Deleuze Düşüncesine Giriş Nereden Olabilir?


Deleuze Düşüncesine Giriş Nereden Olabilir?
Günümüzün ünlü filozofu Gilles Deleuze’ün düşüncesine nereden girilebilir? Onun ve Felix Guattari’nin sundukları gibi, “Kafka’nın eserine hangi kapıdan girmeli?” sorusu bizim de Gilles Deleuze için sorabileceğimiz bir sorudur. Hangi kapıdan girmeli?

Bir esere en kapalı olanından mı girmeli, yoksa daha anlaşılabilir olanından mı? Bu da sorulabilecek sorulardan birisi gibi görünebilir. “Nereden başlamalı?” sorusunu beraberinde getirmez mi bu soru? Bu bir soru olarak başlangıç sorusu olacaktır. Ancak; Deleuze için başlangıçlar ve sonlar değil, arada olma halleri vardır. İki potansiyel arasından çıkan şimşek budur. Bu bir giriş olabilir, ama başlangıç değil. Ne başlangıç, ne de erek veya telos. Bir neticeye bir amaca ulaşmak değil. Başlamak veya gitmek bir şeyin sonuna doğru, soru olamaz. Sorulara girip ilerlemek değil, “sorulardan çıkmak lazımdır”. Sorulara girilmeden çıkılmalı. Ama bütün bunlara rağmen de girilebilecek bir kapıyı bulmak lazım. Kapı ne kadar kapalı olursa olsun, bir anda, bir şekilde, nasıl açılacaksa, bir anda aralanmaya başlar ve arasından girmeye başlarız. Bu bir umut değildir. Sadece bir yol olarak bırakılacak bir giriş olacaktır. Mümkün olan girişler arasında bir giriş yapmak için aralık olabilecek olan kapıyı bulmak lazım gibi görünüyor. Aralığın içinden, aralıktan girilmekle Deleuze’ün ve Guattari’nin, Kafka’nın bir kapısından başlayan eserlerinin bize açtığı olağanüstü bir kapı var. O da minörlük kapısı. Deleuze ve Guattari bize minör bir politikayı düşünmenin imkânını verdiler. Minör-oluş, Azınlık-oluş, Kadın-oluş. O halde, bir kapı aralandı. O da minör-oluş kapısı.

Çıkarılan malzeme:
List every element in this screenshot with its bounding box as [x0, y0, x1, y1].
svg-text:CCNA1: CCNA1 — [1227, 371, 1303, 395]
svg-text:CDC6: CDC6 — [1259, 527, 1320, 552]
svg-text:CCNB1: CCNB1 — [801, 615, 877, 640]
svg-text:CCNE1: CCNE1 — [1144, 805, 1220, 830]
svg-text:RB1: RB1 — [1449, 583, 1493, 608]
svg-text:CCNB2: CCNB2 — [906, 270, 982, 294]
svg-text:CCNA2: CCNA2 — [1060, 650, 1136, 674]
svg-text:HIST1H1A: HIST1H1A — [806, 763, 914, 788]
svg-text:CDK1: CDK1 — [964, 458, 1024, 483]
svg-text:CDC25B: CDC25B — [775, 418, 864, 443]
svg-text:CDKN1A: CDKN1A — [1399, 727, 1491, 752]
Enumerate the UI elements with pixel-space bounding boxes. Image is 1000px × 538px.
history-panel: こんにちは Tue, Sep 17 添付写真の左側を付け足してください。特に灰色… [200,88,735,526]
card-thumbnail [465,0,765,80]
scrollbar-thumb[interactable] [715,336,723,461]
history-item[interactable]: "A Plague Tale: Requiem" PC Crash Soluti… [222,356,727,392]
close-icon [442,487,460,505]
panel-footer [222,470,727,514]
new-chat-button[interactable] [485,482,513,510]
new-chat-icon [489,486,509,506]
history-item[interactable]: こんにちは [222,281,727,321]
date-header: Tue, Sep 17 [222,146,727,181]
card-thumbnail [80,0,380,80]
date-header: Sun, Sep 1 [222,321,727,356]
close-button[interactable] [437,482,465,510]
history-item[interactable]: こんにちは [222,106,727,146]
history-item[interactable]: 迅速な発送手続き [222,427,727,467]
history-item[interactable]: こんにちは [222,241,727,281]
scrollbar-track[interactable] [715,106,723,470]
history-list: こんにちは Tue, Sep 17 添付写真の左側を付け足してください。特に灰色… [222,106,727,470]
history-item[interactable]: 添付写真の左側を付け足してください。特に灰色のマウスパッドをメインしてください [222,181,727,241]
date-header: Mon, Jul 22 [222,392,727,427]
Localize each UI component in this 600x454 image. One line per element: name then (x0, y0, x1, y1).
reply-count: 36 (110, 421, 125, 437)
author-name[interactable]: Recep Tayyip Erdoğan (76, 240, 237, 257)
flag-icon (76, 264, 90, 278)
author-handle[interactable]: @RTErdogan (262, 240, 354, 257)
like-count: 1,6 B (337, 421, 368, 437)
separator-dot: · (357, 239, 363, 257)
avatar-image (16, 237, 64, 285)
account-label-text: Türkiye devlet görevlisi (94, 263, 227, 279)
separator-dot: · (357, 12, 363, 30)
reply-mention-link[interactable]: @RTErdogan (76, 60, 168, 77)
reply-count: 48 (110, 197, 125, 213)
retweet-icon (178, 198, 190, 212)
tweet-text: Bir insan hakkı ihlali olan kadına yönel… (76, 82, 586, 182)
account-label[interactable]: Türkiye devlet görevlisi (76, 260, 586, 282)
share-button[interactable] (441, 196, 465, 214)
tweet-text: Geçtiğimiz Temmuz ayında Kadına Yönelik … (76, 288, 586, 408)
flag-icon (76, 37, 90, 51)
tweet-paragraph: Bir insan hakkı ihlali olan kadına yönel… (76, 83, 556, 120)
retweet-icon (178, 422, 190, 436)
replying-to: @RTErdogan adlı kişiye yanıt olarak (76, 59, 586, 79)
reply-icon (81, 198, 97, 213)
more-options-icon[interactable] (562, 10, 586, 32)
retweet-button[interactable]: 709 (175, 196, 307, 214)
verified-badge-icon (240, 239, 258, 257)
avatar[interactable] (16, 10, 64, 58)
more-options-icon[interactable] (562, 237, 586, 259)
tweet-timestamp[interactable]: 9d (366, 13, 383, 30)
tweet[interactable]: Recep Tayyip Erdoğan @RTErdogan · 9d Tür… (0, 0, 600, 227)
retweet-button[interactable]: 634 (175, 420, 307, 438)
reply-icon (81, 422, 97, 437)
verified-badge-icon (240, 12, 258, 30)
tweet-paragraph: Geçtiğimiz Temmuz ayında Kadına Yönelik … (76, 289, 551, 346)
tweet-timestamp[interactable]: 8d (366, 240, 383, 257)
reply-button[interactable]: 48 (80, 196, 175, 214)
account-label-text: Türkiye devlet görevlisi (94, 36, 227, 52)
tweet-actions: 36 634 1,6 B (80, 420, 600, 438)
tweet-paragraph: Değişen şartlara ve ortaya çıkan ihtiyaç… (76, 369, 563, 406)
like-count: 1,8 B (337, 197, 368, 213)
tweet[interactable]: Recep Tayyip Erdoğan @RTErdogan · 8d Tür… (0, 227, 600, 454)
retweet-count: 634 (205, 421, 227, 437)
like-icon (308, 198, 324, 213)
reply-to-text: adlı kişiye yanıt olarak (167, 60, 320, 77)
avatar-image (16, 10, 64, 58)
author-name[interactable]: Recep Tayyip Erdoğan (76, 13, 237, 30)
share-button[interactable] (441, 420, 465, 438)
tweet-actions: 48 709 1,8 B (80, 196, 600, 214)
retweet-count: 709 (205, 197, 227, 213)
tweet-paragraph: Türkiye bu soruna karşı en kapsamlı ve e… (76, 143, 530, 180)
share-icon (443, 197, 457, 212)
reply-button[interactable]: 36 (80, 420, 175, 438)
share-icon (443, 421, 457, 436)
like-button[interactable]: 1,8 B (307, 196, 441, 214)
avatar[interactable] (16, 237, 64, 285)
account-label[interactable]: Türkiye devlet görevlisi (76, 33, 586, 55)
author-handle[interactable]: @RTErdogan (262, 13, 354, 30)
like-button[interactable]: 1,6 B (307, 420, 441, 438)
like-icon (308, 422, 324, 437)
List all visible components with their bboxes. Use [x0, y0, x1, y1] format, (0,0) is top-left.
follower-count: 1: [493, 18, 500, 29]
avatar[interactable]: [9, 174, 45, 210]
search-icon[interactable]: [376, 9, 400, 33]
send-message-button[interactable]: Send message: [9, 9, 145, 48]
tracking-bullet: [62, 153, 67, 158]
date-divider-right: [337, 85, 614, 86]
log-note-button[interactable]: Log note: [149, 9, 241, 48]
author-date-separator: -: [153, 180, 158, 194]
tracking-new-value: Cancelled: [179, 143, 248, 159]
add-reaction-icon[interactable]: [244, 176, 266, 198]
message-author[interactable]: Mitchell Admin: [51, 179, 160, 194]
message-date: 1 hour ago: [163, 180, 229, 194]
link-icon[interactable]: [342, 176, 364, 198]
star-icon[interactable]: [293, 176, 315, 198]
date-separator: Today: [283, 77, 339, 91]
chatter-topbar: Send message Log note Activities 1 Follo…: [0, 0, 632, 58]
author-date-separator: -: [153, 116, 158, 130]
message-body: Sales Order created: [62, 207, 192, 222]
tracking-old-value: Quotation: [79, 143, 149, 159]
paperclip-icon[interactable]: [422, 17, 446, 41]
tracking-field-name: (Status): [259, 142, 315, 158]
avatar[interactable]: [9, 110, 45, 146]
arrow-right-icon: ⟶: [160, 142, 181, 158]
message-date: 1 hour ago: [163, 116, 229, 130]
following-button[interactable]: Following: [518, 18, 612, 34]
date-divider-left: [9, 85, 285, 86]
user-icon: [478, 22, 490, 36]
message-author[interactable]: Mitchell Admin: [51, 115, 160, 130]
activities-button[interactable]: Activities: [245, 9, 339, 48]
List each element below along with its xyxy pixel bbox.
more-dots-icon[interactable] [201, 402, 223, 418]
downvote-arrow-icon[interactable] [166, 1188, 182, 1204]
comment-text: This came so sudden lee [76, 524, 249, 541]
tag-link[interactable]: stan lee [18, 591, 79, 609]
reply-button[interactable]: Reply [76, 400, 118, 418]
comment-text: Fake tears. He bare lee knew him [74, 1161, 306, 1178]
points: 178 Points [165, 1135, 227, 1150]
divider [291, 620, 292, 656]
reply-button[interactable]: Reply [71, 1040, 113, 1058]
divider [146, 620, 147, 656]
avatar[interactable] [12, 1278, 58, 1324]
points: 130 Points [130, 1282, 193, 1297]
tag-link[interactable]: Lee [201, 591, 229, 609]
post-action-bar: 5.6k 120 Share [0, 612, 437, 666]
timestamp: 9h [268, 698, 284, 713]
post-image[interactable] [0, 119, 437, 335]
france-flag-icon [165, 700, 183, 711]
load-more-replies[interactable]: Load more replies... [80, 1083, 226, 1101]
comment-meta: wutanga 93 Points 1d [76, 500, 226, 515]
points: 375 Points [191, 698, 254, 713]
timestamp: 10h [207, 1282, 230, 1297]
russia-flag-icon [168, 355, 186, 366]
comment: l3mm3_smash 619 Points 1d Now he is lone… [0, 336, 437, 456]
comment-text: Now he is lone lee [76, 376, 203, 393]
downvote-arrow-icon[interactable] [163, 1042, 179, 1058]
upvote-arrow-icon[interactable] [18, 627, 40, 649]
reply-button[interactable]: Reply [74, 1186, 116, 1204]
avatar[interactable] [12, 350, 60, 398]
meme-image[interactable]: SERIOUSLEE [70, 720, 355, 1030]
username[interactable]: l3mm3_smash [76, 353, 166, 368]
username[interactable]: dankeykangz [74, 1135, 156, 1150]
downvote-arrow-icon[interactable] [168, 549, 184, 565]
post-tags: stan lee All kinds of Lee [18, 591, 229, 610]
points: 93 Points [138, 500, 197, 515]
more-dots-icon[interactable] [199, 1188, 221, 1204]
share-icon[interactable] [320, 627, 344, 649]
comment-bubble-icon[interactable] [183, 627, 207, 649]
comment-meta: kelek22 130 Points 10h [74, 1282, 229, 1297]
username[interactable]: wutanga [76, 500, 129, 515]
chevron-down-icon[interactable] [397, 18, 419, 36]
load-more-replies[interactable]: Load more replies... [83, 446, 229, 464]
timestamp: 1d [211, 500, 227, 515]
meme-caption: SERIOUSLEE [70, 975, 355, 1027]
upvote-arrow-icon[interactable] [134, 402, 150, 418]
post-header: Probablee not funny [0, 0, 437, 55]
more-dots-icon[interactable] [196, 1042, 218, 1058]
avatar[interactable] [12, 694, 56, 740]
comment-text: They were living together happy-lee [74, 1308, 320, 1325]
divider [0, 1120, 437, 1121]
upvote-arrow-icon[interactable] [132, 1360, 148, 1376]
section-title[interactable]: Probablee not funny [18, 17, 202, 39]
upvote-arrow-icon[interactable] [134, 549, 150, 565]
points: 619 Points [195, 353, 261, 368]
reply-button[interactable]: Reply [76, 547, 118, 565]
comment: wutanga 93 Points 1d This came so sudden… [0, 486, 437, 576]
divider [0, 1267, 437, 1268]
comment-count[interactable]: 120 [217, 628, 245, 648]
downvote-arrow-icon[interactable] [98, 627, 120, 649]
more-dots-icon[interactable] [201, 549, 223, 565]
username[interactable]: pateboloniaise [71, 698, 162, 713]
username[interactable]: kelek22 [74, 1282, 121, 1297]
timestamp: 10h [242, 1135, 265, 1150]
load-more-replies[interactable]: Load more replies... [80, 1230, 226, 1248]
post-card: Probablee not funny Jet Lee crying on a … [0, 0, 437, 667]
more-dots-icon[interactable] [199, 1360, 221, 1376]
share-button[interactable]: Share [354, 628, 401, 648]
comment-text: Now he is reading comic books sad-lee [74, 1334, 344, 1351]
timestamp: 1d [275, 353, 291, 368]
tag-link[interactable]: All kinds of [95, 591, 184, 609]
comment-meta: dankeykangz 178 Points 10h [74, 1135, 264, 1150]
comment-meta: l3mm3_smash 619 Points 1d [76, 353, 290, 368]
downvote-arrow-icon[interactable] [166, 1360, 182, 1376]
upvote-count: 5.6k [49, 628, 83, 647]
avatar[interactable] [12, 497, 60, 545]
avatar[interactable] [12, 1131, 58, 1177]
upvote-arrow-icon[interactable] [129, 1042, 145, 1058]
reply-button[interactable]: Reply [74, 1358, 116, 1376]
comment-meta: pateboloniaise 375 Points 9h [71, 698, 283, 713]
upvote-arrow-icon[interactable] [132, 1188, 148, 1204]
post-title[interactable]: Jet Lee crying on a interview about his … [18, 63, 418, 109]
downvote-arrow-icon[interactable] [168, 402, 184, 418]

Görev listesi:
A) Deleuze'e giriş üzerine metinde "-oluş" ile tireli olarak kurulmuş kavramların hepsini sıralayın.
B) Deleuze'e giriş üzerine metni, son cümlesinden sonra kaldığı yerden sürdürün.
Satırların Deleuze'e giriş üzerine metinle bir ilgisi yoktur.

Görev yanıtları:
A) Bu kavramlar Minör-oluş, Azınlık-oluş ve Kadın-oluştur.

B)
Ama minörün ne olduğuna bakmamız için öncelikle, belki de, oluşun ne olduğunun üzerine eğilmeliyiz. Oluş tam da olmak demek değildir. Bir şey gibi olmak, insan gibi, kadın gibi, heteroseksüel erkek gibi vs. olmak demek değildir. Taklit etmek demek değildir. Gibi yapmak demek değildir. Bir modele uymak demek değildir. Bütün gibi yapmaların bir modeli olduğunu düşündüğümüzde oluş modelin dışına çıkmaktır. Yani ontolojikleşemeyen bir harekettir. Bu geçmişte olana bakmak ve model almak değildir, daha çok hâlâ olmamış üzerine doğru eğilmektir. Atinalı yerli gibi, ilk ticareti yapan o olmamasına rağmen ticaret yapan despotun modelini örnek almayandır.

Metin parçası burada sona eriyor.